**Exercise instructions**
Reproduce the entries below in full, word for word.

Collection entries
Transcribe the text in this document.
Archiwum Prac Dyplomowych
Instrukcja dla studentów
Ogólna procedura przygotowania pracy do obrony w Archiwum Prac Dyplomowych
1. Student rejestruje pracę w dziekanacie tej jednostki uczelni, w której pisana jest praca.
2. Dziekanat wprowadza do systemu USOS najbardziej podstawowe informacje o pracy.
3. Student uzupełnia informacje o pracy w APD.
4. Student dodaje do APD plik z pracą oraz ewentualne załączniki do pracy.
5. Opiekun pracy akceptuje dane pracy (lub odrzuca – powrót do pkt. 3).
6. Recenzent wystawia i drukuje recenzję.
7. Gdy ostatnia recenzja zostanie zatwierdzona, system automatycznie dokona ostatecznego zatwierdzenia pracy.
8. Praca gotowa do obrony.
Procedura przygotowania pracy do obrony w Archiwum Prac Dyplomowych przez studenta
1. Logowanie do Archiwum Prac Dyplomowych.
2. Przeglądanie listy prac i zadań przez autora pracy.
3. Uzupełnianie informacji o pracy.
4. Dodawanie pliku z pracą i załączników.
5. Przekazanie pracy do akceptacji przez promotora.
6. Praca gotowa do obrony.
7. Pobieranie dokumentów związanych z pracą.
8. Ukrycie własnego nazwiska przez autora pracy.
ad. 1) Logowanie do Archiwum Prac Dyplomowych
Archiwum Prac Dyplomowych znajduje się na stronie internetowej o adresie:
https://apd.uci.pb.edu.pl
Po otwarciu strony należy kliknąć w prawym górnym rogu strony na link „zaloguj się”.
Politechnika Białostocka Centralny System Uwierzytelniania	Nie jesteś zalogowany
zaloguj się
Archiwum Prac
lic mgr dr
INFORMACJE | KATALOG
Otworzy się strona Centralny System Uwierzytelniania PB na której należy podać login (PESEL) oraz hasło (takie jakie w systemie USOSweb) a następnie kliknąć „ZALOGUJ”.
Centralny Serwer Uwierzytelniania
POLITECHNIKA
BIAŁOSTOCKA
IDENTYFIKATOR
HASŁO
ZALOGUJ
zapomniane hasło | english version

**Expected output**
Transcribe the text in this document.
Archiwum Prac Dyplomowych
Instrukcja dla studentów
Ogólna procedura przygotowania pracy do obrony w Archiwum Prac Dyplomowych
1. Student rejestruje pracę w dziekanacie tej jednostki uczelni, w której pisana jest praca.
2. Dziekanat wprowadza do systemu USOS najbardziej podstawowe informacje o pracy.
3. Student uzupełnia informacje o pracy w APD.
4. Student dodaje do APD plik z pracą oraz ewentualne załączniki do pracy.
5. Opiekun pracy akceptuje dane pracy (lub odrzuca – powrót do pkt. 3).
6. Recenzent wystawia i drukuje recenzję.
7. Gdy ostatnia recenzja zostanie zatwierdzona, system automatycznie dokona ostatecznego zatwierdzenia pracy.
8. Praca gotowa do obrony.
Procedura przygotowania pracy do obrony w Archiwum Prac Dyplomowych przez studenta
1. Logowanie do Archiwum Prac Dyplomowych.
2. Przeglądanie listy prac i zadań przez autora pracy.
3. Uzupełnianie informacji o pracy.
4. Dodawanie pliku z pracą i załączników.
5. Przekazanie pracy do akceptacji przez promotora.
6. Praca gotowa do obrony.
7. Pobieranie dokumentów związanych z pracą.
8. Ukrycie własnego nazwiska przez autora pracy.
ad. 1) Logowanie do Archiwum Prac Dyplomowych
Archiwum Prac Dyplomowych znajduje się na stronie internetowej o adresie:
https://apd.uci.pb.edu.pl
Po otwarciu strony należy kliknąć w prawym górnym rogu strony na link „zaloguj się”.
Politechnika Białostocka Centralny System Uwierzytelniania	Nie jesteś zalogowany
zaloguj się
Archiwum Prac
lic mgr dr
INFORMACJE | KATALOG
Otworzy się strona Centralny System Uwierzytelniania PB na której należy podać login (PESEL) oraz hasło (takie jakie w systemie USOSweb) a następnie kliknąć „ZALOGUJ”.
Centralny Serwer Uwierzytelniania
POLITECHNIKA
BIAŁOSTOCKA
IDENTYFIKATOR
HASŁO
ZALOGUJ
zapomniane hasło | english version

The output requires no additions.